Data records:
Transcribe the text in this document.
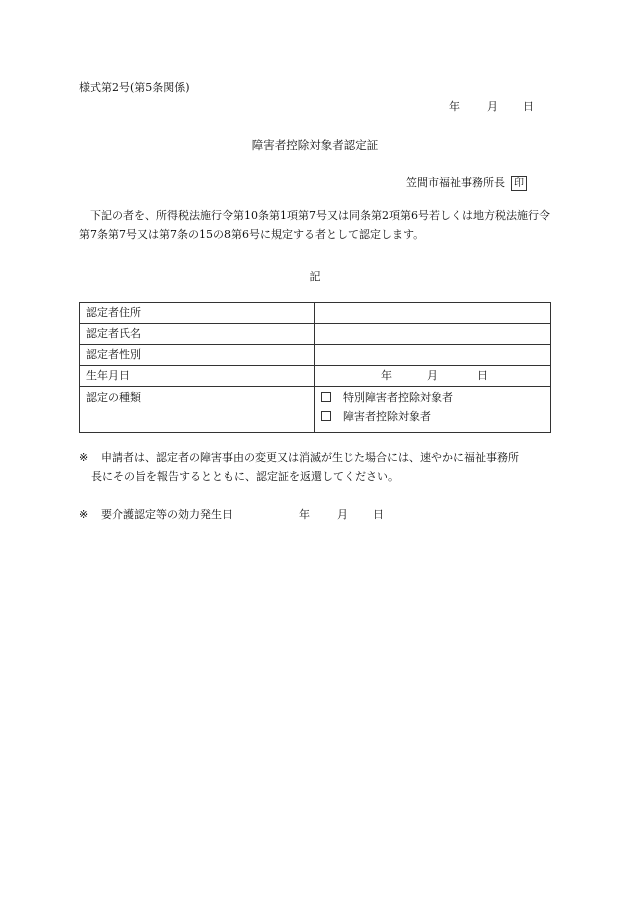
様式第2号(第5条関係)
年 月 日
障害者控除対象者認定証
笠間市福祉事務所長 印
下記の者を、所得税法施行令第10条第1項第7号又は同条第2項第6号若しくは地方税法施行令第7条第7号又は第7条の15の8第6号に規定する者として認定します。
記
認定者住所	
認定者氏名	
認定者性別	
生年月日	年 月 日
認定の種類	特別障害者控除対象者
障害者控除対象者
※ 申請者は、認定者の障害事由の変更又は消滅が生じた場合には、速やかに福祉事務所
長にその旨を報告するとともに、認定証を返還してください。
※ 要介護認定等の効力発生日	年 月 日
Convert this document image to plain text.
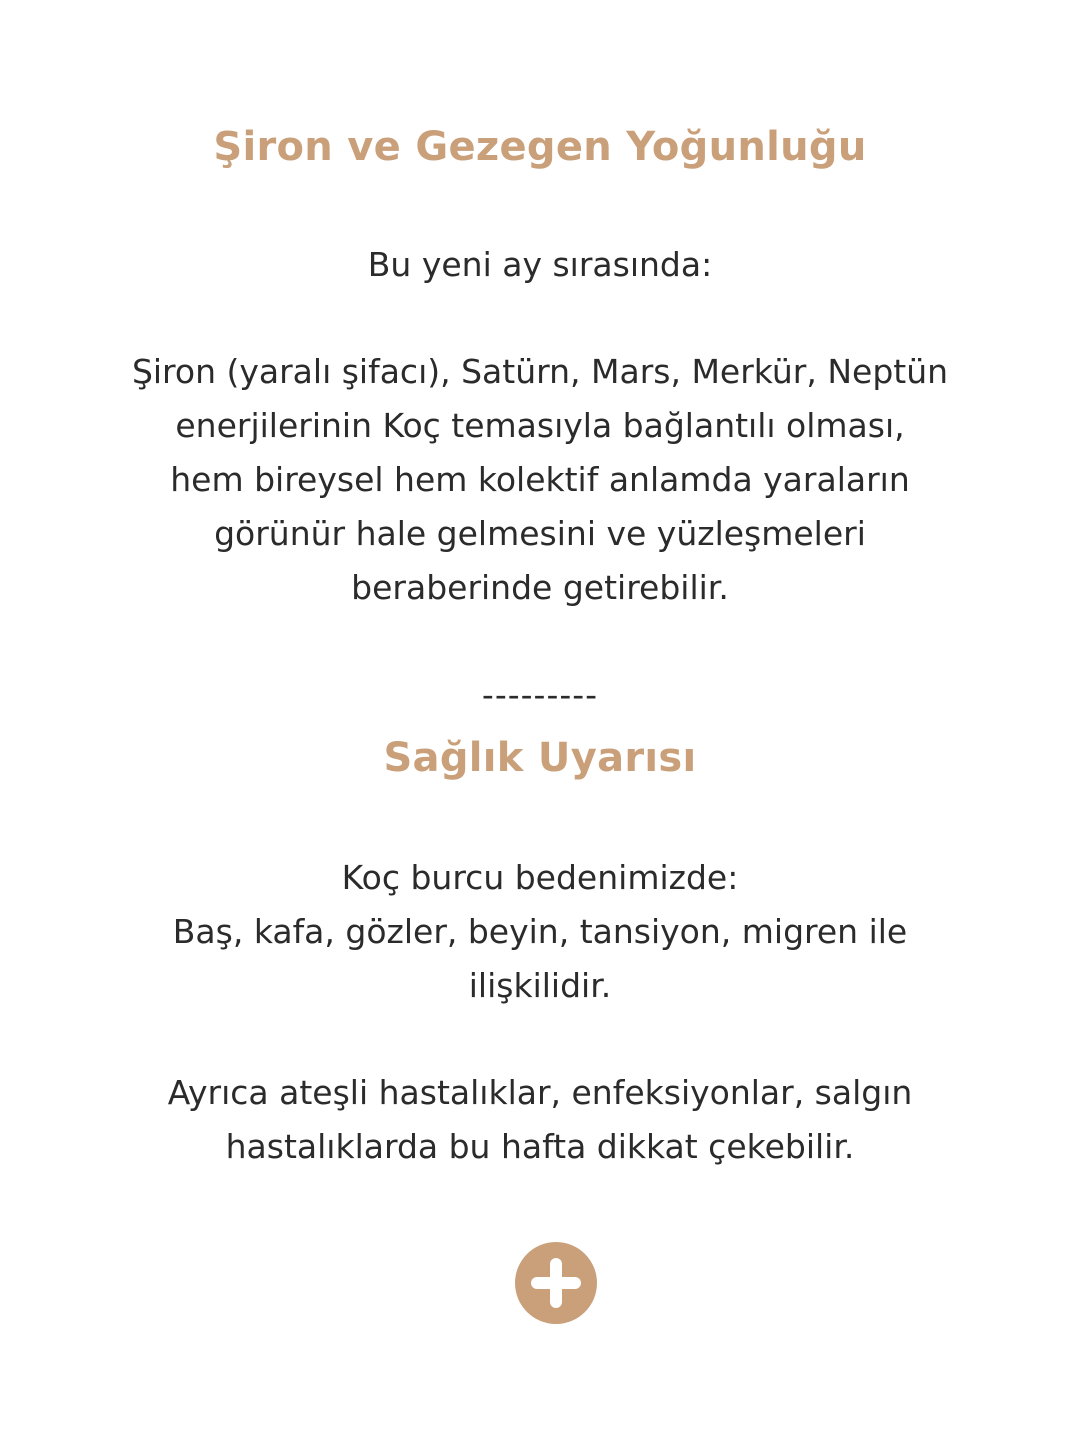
Şiron ve Gezegen Yoğunluğu

Bu yeni ay sırasında:

Şiron (yaralı şifacı), Satürn, Mars, Merkür, Neptün

enerjilerinin Koç temasıyla bağlantılı olması,

hem bireysel hem kolektif anlamda yaraların

görünür hale gelmesini ve yüzleşmeleri

beraberinde getirebilir.

---------

Sağlık Uyarısı

Koç burcu bedenimizde:

Baş, kafa, gözler, beyin, tansiyon, migren ile

ilişkilidir.

Ayrıca ateşli hastalıklar, enfeksiyonlar, salgın

hastalıklarda bu hafta dikkat çekebilir.
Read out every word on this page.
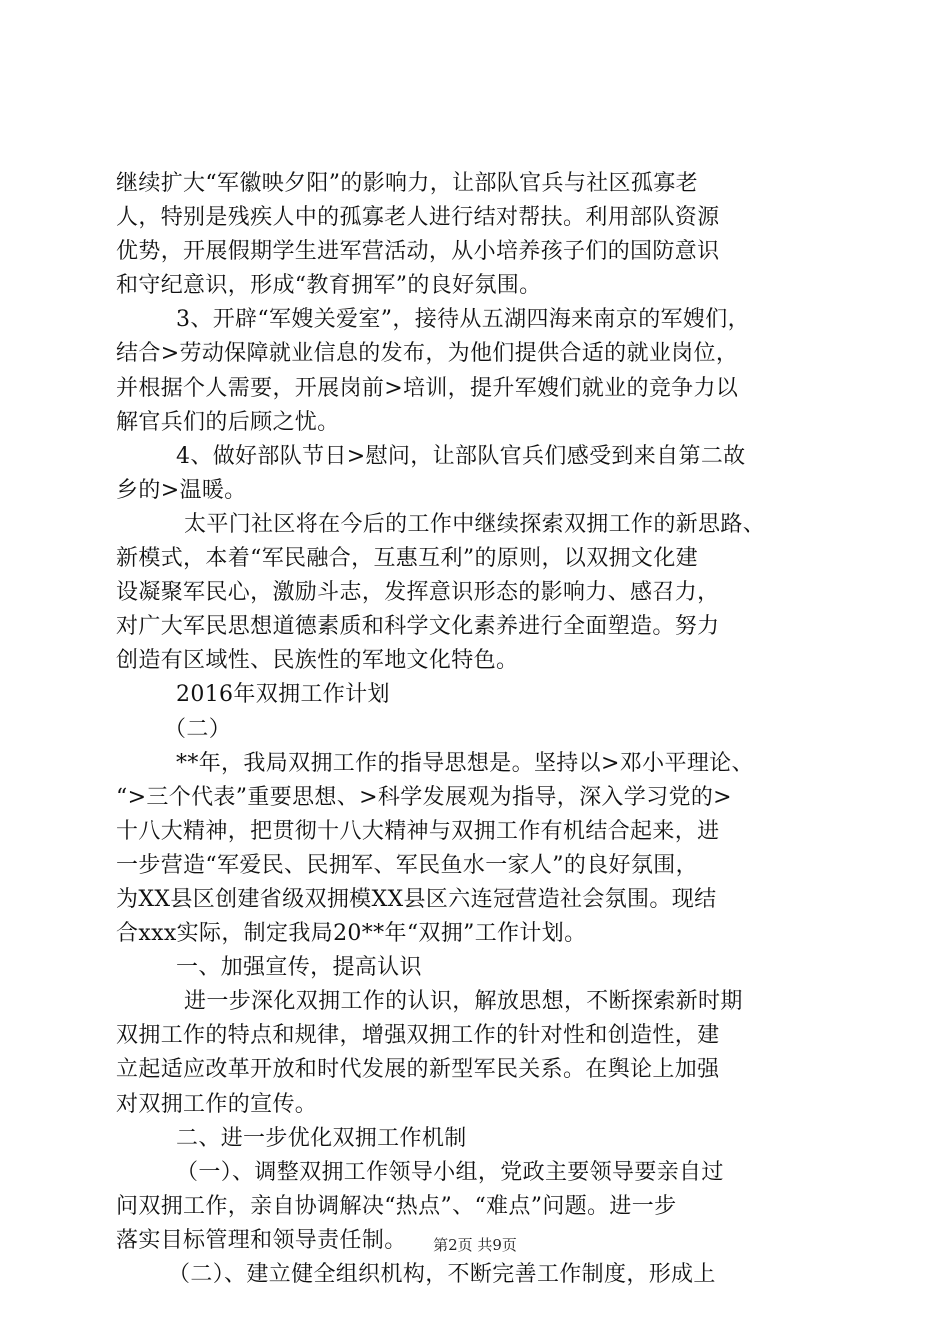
继续扩大“军徽映夕阳”的影响力，让部队官兵与社区孤寡老
人，特别是残疾人中的孤寡老人进行结对帮扶。利用部队资源
优势，开展假期学生进军营活动，从小培养孩子们的国防意识
和守纪意识，形成“教育拥军”的良好氛围。
3、开辟“军嫂关爱室”，接待从五湖四海来南京的军嫂们，
结合>劳动保障就业信息的发布，为他们提供合适的就业岗位，
并根据个人需要，开展岗前>培训，提升军嫂们就业的竞争力以
解官兵们的后顾之忧。
4、做好部队节日>慰问，让部队官兵们感受到来自第二故
乡的>温暖。
太平门社区将在今后的工作中继续探索双拥工作的新思路、
新模式，本着“军民融合，互惠互利”的原则，以双拥文化建
设凝聚军民心，激励斗志，发挥意识形态的影响力、感召力，
对广大军民思想道德素质和科学文化素养进行全面塑造。努力
创造有区域性、民族性的军地文化特色。
2016年双拥工作计划
（二）
**年，我局双拥工作的指导思想是。坚持以>邓小平理论、
“>三个代表”重要思想、>科学发展观为指导，深入学习党的>
十八大精神，把贯彻十八大精神与双拥工作有机结合起来，进
一步营造“军爱民、民拥军、军民鱼水一家人”的良好氛围，
为XX县区创建省级双拥模XX县区六连冠营造社会氛围。现结
合xxx实际，制定我局20**年“双拥”工作计划。
一、加强宣传，提高认识
进一步深化双拥工作的认识，解放思想，不断探索新时期
双拥工作的特点和规律，增强双拥工作的针对性和创造性，建
立起适应改革开放和时代发展的新型军民关系。在舆论上加强
对双拥工作的宣传。
二、进一步优化双拥工作机制
（一）、调整双拥工作领导小组，党政主要领导要亲自过
问双拥工作，亲自协调解决“热点”、“难点”问题。进一步
落实目标管理和领导责任制。
（二）、建立健全组织机构，不断完善工作制度，形成上
第2页 共9页
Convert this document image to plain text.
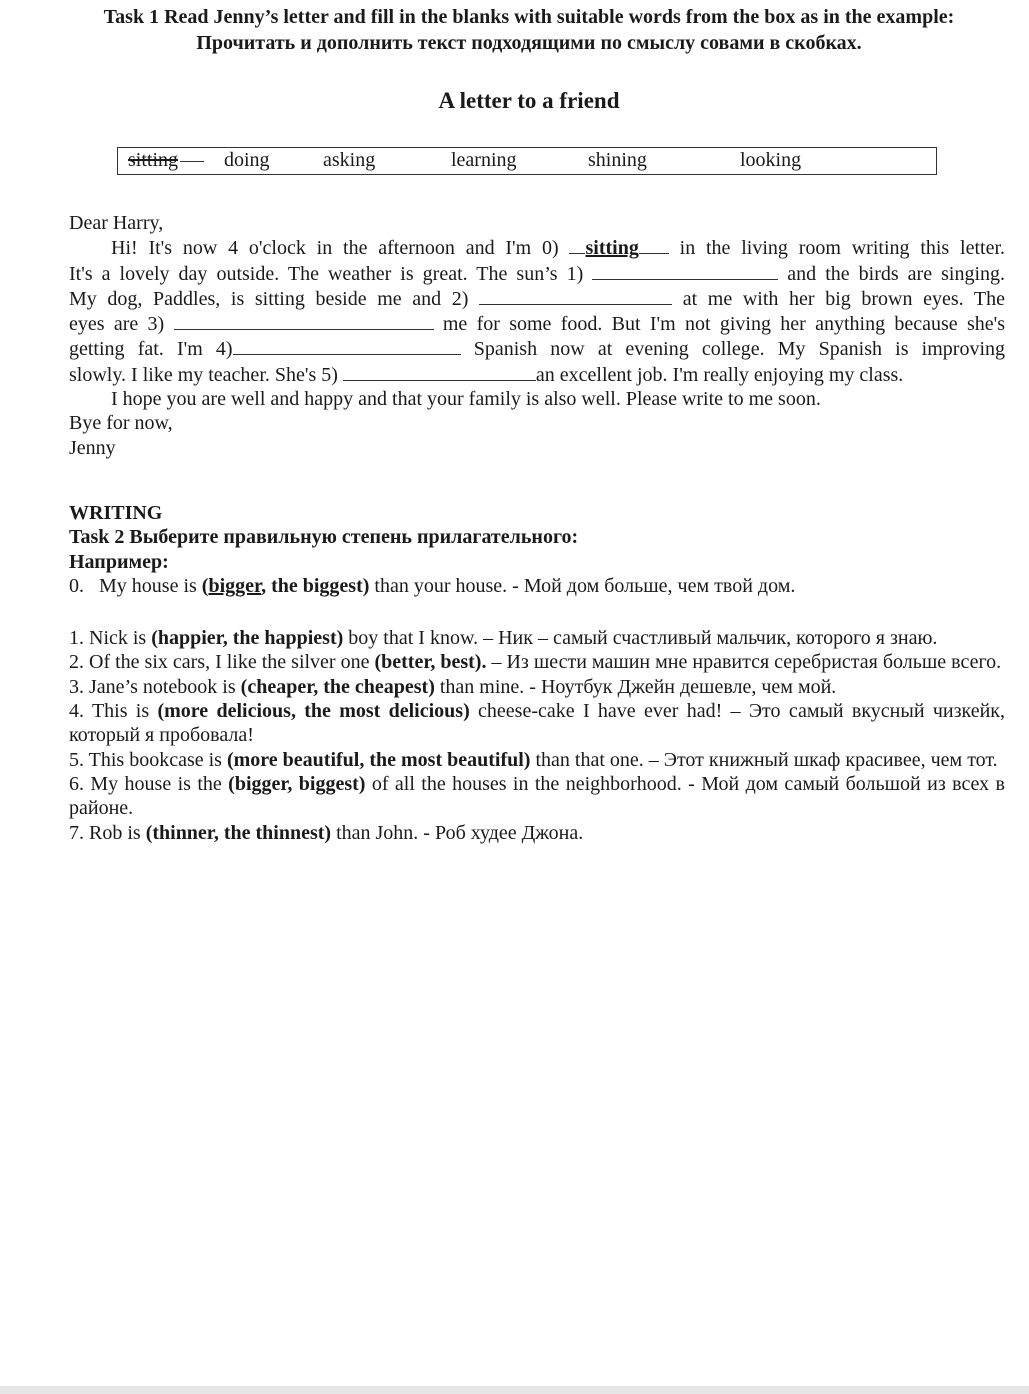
Task 1 Read Jenny’s letter and fill in the blanks with suitable words from the box as in the example:
Прочитать и дополнить текст подходящими по смыслу совами в скобках.
A letter to a friend
sitting	doing	asking	learning	shining	looking

Dear Harry,

Hi! It's now 4 o'clock in the afternoon and I'm 0) sitting in the living room writing this letter.

It's a lovely day outside. The weather is great. The sun’s 1)	and the birds are singing.

My dog, Paddles, is sitting beside me and 2)	at me with her big brown eyes. The

eyes are 3)	me for some food. But I'm not giving her anything because she's

getting fat. I'm 4)	Spanish now at evening college. My Spanish is improving

slowly. I like my teacher. She's 5)	an excellent job. I'm really enjoying my class.

I hope you are well and happy and that your family is also well. Please write to me soon.

Bye for now,

Jenny

WRITING

Task 2 Выберите правильную степень прилагательного:

Например:

0. My house is (bigger, the biggest) than your house. - Мой дом больше, чем твой дом.

1. Nick is (happier, the happiest) boy that I know. – Ник – самый счастливый мальчик, которого я знаю.

2. Of the six cars, I like the silver one (better, best). – Из шести машин мне нравится серебристая больше всего.

3. Jane’s notebook is (cheaper, the cheapest) than mine. - Ноутбук Джейн дешевле, чем мой.

4. This is (more delicious, the most delicious) cheese-cake I have ever had! – Это самый вкусный чизкейк, который я пробовала!

5. This bookcase is (more beautiful, the most beautiful) than that one. – Этот книжный шкаф красивее, чем тот.

6. My house is the (bigger, biggest) of all the houses in the neighborhood. - Мой дом самый большой из всех в районе.

7. Rob is (thinner, the thinnest) than John. - Роб худее Джона.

> SET PROBLEM:
Make an exact copy of the records shown above, without the pictures.

> PROBLEM SOLUTION:
Transcribe the text in this document.
様式第2号(第5条関係)
年 月 日
障害者控除対象者認定証
笠間市福祉事務所長 印
下記の者を、所得税法施行令第10条第1項第7号又は同条第2項第6号若しくは地方税法施行令第7条第7号又は第7条の15の8第6号に規定する者として認定します。
記
認定者住所	
認定者氏名	
認定者性別	
生年月日	年 月 日
認定の種類	特別障害者控除対象者
障害者控除対象者
※ 申請者は、認定者の障害事由の変更又は消滅が生じた場合には、速やかに福祉事務所
長にその旨を報告するとともに、認定証を返還してください。
※ 要介護認定等の効力発生日	年 月 日
Convert this document image to plain text.
Şiron ve Gezegen Yoğunluğu

Bu yeni ay sırasında:

Şiron (yaralı şifacı), Satürn, Mars, Merkür, Neptün

enerjilerinin Koç temasıyla bağlantılı olması,

hem bireysel hem kolektif anlamda yaraların

görünür hale gelmesini ve yüzleşmeleri

beraberinde getirebilir.

---------

Sağlık Uyarısı

Koç burcu bedenimizde:

Baş, kafa, gözler, beyin, tansiyon, migren ile

ilişkilidir.

Ayrıca ateşli hastalıklar, enfeksiyonlar, salgın

hastalıklarda bu hafta dikkat çekebilir.
Read out every word on this page.
继续扩大“军徽映夕阳”的影响力，让部队官兵与社区孤寡老
人，特别是残疾人中的孤寡老人进行结对帮扶。利用部队资源
优势，开展假期学生进军营活动，从小培养孩子们的国防意识
和守纪意识，形成“教育拥军”的良好氛围。
3、开辟“军嫂关爱室”，接待从五湖四海来南京的军嫂们，
结合>劳动保障就业信息的发布，为他们提供合适的就业岗位，
并根据个人需要，开展岗前>培训，提升军嫂们就业的竞争力以
解官兵们的后顾之忧。
4、做好部队节日>慰问，让部队官兵们感受到来自第二故
乡的>温暖。
太平门社区将在今后的工作中继续探索双拥工作的新思路、
新模式，本着“军民融合，互惠互利”的原则，以双拥文化建
设凝聚军民心，激励斗志，发挥意识形态的影响力、感召力，
对广大军民思想道德素质和科学文化素养进行全面塑造。努力
创造有区域性、民族性的军地文化特色。
2016年双拥工作计划
（二）
**年，我局双拥工作的指导思想是。坚持以>邓小平理论、
“>三个代表”重要思想、>科学发展观为指导，深入学习党的>
十八大精神，把贯彻十八大精神与双拥工作有机结合起来，进
一步营造“军爱民、民拥军、军民鱼水一家人”的良好氛围，
为XX县区创建省级双拥模XX县区六连冠营造社会氛围。现结
合xxx实际，制定我局20**年“双拥”工作计划。
一、加强宣传，提高认识
进一步深化双拥工作的认识，解放思想，不断探索新时期
双拥工作的特点和规律，增强双拥工作的针对性和创造性，建
立起适应改革开放和时代发展的新型军民关系。在舆论上加强
对双拥工作的宣传。
二、进一步优化双拥工作机制
（一）、调整双拥工作领导小组，党政主要领导要亲自过
问双拥工作，亲自协调解决“热点”、“难点”问题。进一步
落实目标管理和领导责任制。
（二）、建立健全组织机构，不断完善工作制度，形成上
第2页 共9页
Convert this document image to plain text.
Task 1 Read Jenny’s letter and fill in the blanks with suitable words from the box as in the example:
Прочитать и дополнить текст подходящими по смыслу совами в скобках.
A letter to a friend
sitting	doing	asking	learning	shining	looking

Dear Harry,

Hi! It's now 4 o'clock in the afternoon and I'm 0) sitting in the living room writing this letter.

It's a lovely day outside. The weather is great. The sun’s 1)	and the birds are singing.

My dog, Paddles, is sitting beside me and 2)	at me with her big brown eyes. The

eyes are 3)	me for some food. But I'm not giving her anything because she's

getting fat. I'm 4)	Spanish now at evening college. My Spanish is improving

slowly. I like my teacher. She's 5)	an excellent job. I'm really enjoying my class.

I hope you are well and happy and that your family is also well. Please write to me soon.

Bye for now,

Jenny

WRITING

Task 2 Выберите правильную степень прилагательного:

Например:

0. My house is (bigger, the biggest) than your house. - Мой дом больше, чем твой дом.

1. Nick is (happier, the happiest) boy that I know. – Ник – самый счастливый мальчик, которого я знаю.

2. Of the six cars, I like the silver one (better, best). – Из шести машин мне нравится серебристая больше всего.

3. Jane’s notebook is (cheaper, the cheapest) than mine. - Ноутбук Джейн дешевле, чем мой.

4. This is (more delicious, the most delicious) cheese-cake I have ever had! – Это самый вкусный чизкейк, который я пробовала!

5. This bookcase is (more beautiful, the most beautiful) than that one. – Этот книжный шкаф красивее, чем тот.

6. My house is the (bigger, biggest) of all the houses in the neighborhood. - Мой дом самый большой из всех в районе.

7. Rob is (thinner, the thinnest) than John. - Роб худее Джона.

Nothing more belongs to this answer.